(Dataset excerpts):
+ + + +
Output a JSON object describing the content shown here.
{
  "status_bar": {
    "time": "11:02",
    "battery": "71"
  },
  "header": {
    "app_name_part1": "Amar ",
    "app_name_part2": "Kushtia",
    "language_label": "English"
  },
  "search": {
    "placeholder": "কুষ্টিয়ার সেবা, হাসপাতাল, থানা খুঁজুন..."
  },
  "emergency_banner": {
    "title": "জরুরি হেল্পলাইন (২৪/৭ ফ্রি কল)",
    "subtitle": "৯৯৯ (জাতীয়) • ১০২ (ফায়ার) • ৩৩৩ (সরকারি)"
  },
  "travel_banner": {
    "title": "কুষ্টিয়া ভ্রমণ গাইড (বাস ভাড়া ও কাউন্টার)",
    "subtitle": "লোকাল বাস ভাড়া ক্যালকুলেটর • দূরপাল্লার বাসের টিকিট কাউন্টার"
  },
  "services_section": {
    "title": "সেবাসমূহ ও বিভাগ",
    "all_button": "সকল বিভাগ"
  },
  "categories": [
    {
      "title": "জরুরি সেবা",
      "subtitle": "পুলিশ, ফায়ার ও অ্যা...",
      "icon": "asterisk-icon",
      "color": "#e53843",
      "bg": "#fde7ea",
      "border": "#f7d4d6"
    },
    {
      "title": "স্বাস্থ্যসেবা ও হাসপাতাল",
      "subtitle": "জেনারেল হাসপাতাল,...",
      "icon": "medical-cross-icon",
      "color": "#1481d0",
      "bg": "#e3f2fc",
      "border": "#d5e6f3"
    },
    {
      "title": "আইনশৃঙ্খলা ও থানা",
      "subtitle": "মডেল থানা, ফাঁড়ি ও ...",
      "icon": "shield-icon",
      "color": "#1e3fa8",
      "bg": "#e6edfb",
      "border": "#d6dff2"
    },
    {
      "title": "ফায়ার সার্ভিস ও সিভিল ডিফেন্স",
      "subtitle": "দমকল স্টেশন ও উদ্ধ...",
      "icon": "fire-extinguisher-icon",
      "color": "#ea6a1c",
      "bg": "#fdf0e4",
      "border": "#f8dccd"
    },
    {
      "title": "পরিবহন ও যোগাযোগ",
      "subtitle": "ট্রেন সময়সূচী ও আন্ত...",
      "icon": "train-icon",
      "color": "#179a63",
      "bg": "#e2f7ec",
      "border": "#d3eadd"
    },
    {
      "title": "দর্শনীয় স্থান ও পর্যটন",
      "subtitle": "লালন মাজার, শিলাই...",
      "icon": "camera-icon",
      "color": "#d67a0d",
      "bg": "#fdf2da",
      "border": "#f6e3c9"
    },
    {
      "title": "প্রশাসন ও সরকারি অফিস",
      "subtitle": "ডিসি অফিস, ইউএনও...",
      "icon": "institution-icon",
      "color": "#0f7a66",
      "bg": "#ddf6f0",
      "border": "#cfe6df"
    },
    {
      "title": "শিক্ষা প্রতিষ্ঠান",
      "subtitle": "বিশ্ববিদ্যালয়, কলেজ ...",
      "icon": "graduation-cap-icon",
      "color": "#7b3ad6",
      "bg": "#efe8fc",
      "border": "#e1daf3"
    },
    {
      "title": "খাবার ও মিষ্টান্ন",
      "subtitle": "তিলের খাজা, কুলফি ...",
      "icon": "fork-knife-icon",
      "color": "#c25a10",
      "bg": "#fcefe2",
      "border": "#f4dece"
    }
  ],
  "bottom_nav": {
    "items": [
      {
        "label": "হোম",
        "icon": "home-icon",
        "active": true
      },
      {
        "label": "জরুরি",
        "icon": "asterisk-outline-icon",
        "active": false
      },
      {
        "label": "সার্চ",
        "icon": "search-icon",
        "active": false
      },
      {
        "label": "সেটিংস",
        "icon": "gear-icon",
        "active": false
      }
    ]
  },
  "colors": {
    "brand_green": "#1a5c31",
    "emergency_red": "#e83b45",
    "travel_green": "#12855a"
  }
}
+ + + +
(Written exercise):
Each line above must be reproduced exactly as it stands.

(Written solution):
Output a JSON object describing the content shown here.
{
  "status_bar": {
    "time": "11:02",
    "battery": "71"
  },
  "header": {
    "app_name_part1": "Amar ",
    "app_name_part2": "Kushtia",
    "language_label": "English"
  },
  "search": {
    "placeholder": "কুষ্টিয়ার সেবা, হাসপাতাল, থানা খুঁজুন..."
  },
  "emergency_banner": {
    "title": "জরুরি হেল্পলাইন (২৪/৭ ফ্রি কল)",
    "subtitle": "৯৯৯ (জাতীয়) • ১০২ (ফায়ার) • ৩৩৩ (সরকারি)"
  },
  "travel_banner": {
    "title": "কুষ্টিয়া ভ্রমণ গাইড (বাস ভাড়া ও কাউন্টার)",
    "subtitle": "লোকাল বাস ভাড়া ক্যালকুলেটর • দূরপাল্লার বাসের টিকিট কাউন্টার"
  },
  "services_section": {
    "title": "সেবাসমূহ ও বিভাগ",
    "all_button": "সকল বিভাগ"
  },
  "categories": [
    {
      "title": "জরুরি সেবা",
      "subtitle": "পুলিশ, ফায়ার ও অ্যা...",
      "icon": "asterisk-icon",
      "color": "#e53843",
      "bg": "#fde7ea",
      "border": "#f7d4d6"
    },
    {
      "title": "স্বাস্থ্যসেবা ও হাসপাতাল",
      "subtitle": "জেনারেল হাসপাতাল,...",
      "icon": "medical-cross-icon",
      "color": "#1481d0",
      "bg": "#e3f2fc",
      "border": "#d5e6f3"
    },
    {
      "title": "আইনশৃঙ্খলা ও থানা",
      "subtitle": "মডেল থানা, ফাঁড়ি ও ...",
      "icon": "shield-icon",
      "color": "#1e3fa8",
      "bg": "#e6edfb",
      "border": "#d6dff2"
    },
    {
      "title": "ফায়ার সার্ভিস ও সিভিল ডিফেন্স",
      "subtitle": "দমকল স্টেশন ও উদ্ধ...",
      "icon": "fire-extinguisher-icon",
      "color": "#ea6a1c",
      "bg": "#fdf0e4",
      "border": "#f8dccd"
    },
    {
      "title": "পরিবহন ও যোগাযোগ",
      "subtitle": "ট্রেন সময়সূচী ও আন্ত...",
      "icon": "train-icon",
      "color": "#179a63",
      "bg": "#e2f7ec",
      "border": "#d3eadd"
    },
    {
      "title": "দর্শনীয় স্থান ও পর্যটন",
      "subtitle": "লালন মাজার, শিলাই...",
      "icon": "camera-icon",
      "color": "#d67a0d",
      "bg": "#fdf2da",
      "border": "#f6e3c9"
    },
    {
      "title": "প্রশাসন ও সরকারি অফিস",
      "subtitle": "ডিসি অফিস, ইউএনও...",
      "icon": "institution-icon",
      "color": "#0f7a66",
      "bg": "#ddf6f0",
      "border": "#cfe6df"
    },
    {
      "title": "শিক্ষা প্রতিষ্ঠান",
      "subtitle": "বিশ্ববিদ্যালয়, কলেজ ...",
      "icon": "graduation-cap-icon",
      "color": "#7b3ad6",
      "bg": "#efe8fc",
      "border": "#e1daf3"
    },
    {
      "title": "খাবার ও মিষ্টান্ন",
      "subtitle": "তিলের খাজা, কুলফি ...",
      "icon": "fork-knife-icon",
      "color": "#c25a10",
      "bg": "#fcefe2",
      "border": "#f4dece"
    }
  ],
  "bottom_nav": {
    "items": [
      {
        "label": "হোম",
        "icon": "home-icon",
        "active": true
      },
      {
        "label": "জরুরি",
        "icon": "asterisk-outline-icon",
        "active": false
      },
      {
        "label": "সার্চ",
        "icon": "search-icon",
        "active": false
      },
      {
        "label": "সেটিংস",
        "icon": "gear-icon",
        "active": false
      }
    ]
  },
  "colors": {
    "brand_green": "#1a5c31",
    "emergency_red": "#e83b45",
    "travel_green": "#12855a"
  }
}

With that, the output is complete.